(Saved entries)
· · · · · · ·

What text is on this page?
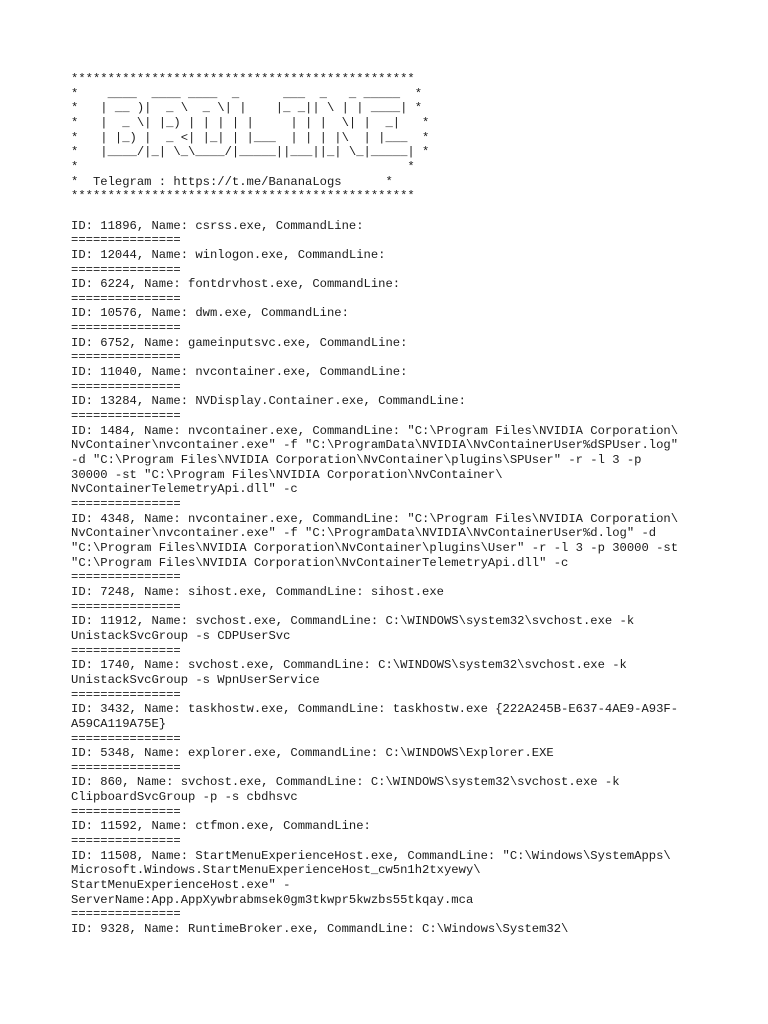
***********************************************
*    ____  ____ ____  _      ___  _   _ _____  *
*   | __ )|  _ \  _ \| |    |_ _|| \ | | ____| *
*   |  _ \| |_) | | | | |     | | |  \| |  _|   *
*   | |_) |  _ <| |_| | |___  | | | |\  | |___  *
*   |____/|_| \_\____/|_____||___||_| \_|_____| *
*                                             *
*  Telegram : https://t.me/BananaLogs      *
***********************************************
ID: 11896, Name: csrss.exe, CommandLine:
===============
ID: 12044, Name: winlogon.exe, CommandLine:
===============
ID: 6224, Name: fontdrvhost.exe, CommandLine:
===============
ID: 10576, Name: dwm.exe, CommandLine:
===============
ID: 6752, Name: gameinputsvc.exe, CommandLine:
===============
ID: 11040, Name: nvcontainer.exe, CommandLine:
===============
ID: 13284, Name: NVDisplay.Container.exe, CommandLine:
===============
ID: 1484, Name: nvcontainer.exe, CommandLine: "C:\Program Files\NVIDIA Corporation\
NvContainer\nvcontainer.exe" -f "C:\ProgramData\NVIDIA\NvContainerUser%dSPUser.log"
-d "C:\Program Files\NVIDIA Corporation\NvContainer\plugins\SPUser" -r -l 3 -p
30000 -st "C:\Program Files\NVIDIA Corporation\NvContainer\
NvContainerTelemetryApi.dll" -c
===============
ID: 4348, Name: nvcontainer.exe, CommandLine: "C:\Program Files\NVIDIA Corporation\
NvContainer\nvcontainer.exe" -f "C:\ProgramData\NVIDIA\NvContainerUser%d.log" -d
"C:\Program Files\NVIDIA Corporation\NvContainer\plugins\User" -r -l 3 -p 30000 -st
"C:\Program Files\NVIDIA Corporation\NvContainerTelemetryApi.dll" -c
===============
ID: 7248, Name: sihost.exe, CommandLine: sihost.exe
===============
ID: 11912, Name: svchost.exe, CommandLine: C:\WINDOWS\system32\svchost.exe -k
UnistackSvcGroup -s CDPUserSvc
===============
ID: 1740, Name: svchost.exe, CommandLine: C:\WINDOWS\system32\svchost.exe -k
UnistackSvcGroup -s WpnUserService
===============
ID: 3432, Name: taskhostw.exe, CommandLine: taskhostw.exe {222A245B-E637-4AE9-A93F-
A59CA119A75E}
===============
ID: 5348, Name: explorer.exe, CommandLine: C:\WINDOWS\Explorer.EXE
===============
ID: 860, Name: svchost.exe, CommandLine: C:\WINDOWS\system32\svchost.exe -k
ClipboardSvcGroup -p -s cbdhsvc
===============
ID: 11592, Name: ctfmon.exe, CommandLine:
===============
ID: 11508, Name: StartMenuExperienceHost.exe, CommandLine: "C:\Windows\SystemApps\
Microsoft.Windows.StartMenuExperienceHost_cw5n1h2txyewy\
StartMenuExperienceHost.exe" -
ServerName:App.AppXywbrabmsek0gm3tkwpr5kwzbs55tkqay.mca
===============
ID: 9328, Name: RuntimeBroker.exe, CommandLine: C:\Windows\System32\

· · · · · · ·

Pictures in the records above are not copied; print everything else exactly.

» In response:
What text is on this page?
***********************************************
*    ____  ____ ____  _      ___  _   _ _____  *
*   | __ )|  _ \  _ \| |    |_ _|| \ | | ____| *
*   |  _ \| |_) | | | | |     | | |  \| |  _|   *
*   | |_) |  _ <| |_| | |___  | | | |\  | |___  *
*   |____/|_| \_\____/|_____||___||_| \_|_____| *
*                                             *
*  Telegram : https://t.me/BananaLogs      *
***********************************************
ID: 11896, Name: csrss.exe, CommandLine:
===============
ID: 12044, Name: winlogon.exe, CommandLine:
===============
ID: 6224, Name: fontdrvhost.exe, CommandLine:
===============
ID: 10576, Name: dwm.exe, CommandLine:
===============
ID: 6752, Name: gameinputsvc.exe, CommandLine:
===============
ID: 11040, Name: nvcontainer.exe, CommandLine:
===============
ID: 13284, Name: NVDisplay.Container.exe, CommandLine:
===============
ID: 1484, Name: nvcontainer.exe, CommandLine: "C:\Program Files\NVIDIA Corporation\
NvContainer\nvcontainer.exe" -f "C:\ProgramData\NVIDIA\NvContainerUser%dSPUser.log"
-d "C:\Program Files\NVIDIA Corporation\NvContainer\plugins\SPUser" -r -l 3 -p
30000 -st "C:\Program Files\NVIDIA Corporation\NvContainer\
NvContainerTelemetryApi.dll" -c
===============
ID: 4348, Name: nvcontainer.exe, CommandLine: "C:\Program Files\NVIDIA Corporation\
NvContainer\nvcontainer.exe" -f "C:\ProgramData\NVIDIA\NvContainerUser%d.log" -d
"C:\Program Files\NVIDIA Corporation\NvContainer\plugins\User" -r -l 3 -p 30000 -st
"C:\Program Files\NVIDIA Corporation\NvContainerTelemetryApi.dll" -c
===============
ID: 7248, Name: sihost.exe, CommandLine: sihost.exe
===============
ID: 11912, Name: svchost.exe, CommandLine: C:\WINDOWS\system32\svchost.exe -k
UnistackSvcGroup -s CDPUserSvc
===============
ID: 1740, Name: svchost.exe, CommandLine: C:\WINDOWS\system32\svchost.exe -k
UnistackSvcGroup -s WpnUserService
===============
ID: 3432, Name: taskhostw.exe, CommandLine: taskhostw.exe {222A245B-E637-4AE9-A93F-
A59CA119A75E}
===============
ID: 5348, Name: explorer.exe, CommandLine: C:\WINDOWS\Explorer.EXE
===============
ID: 860, Name: svchost.exe, CommandLine: C:\WINDOWS\system32\svchost.exe -k
ClipboardSvcGroup -p -s cbdhsvc
===============
ID: 11592, Name: ctfmon.exe, CommandLine:
===============
ID: 11508, Name: StartMenuExperienceHost.exe, CommandLine: "C:\Windows\SystemApps\
Microsoft.Windows.StartMenuExperienceHost_cw5n1h2txyewy\
StartMenuExperienceHost.exe" -
ServerName:App.AppXywbrabmsek0gm3tkwpr5kwzbs55tkqay.mca
===============
ID: 9328, Name: RuntimeBroker.exe, CommandLine: C:\Windows\System32\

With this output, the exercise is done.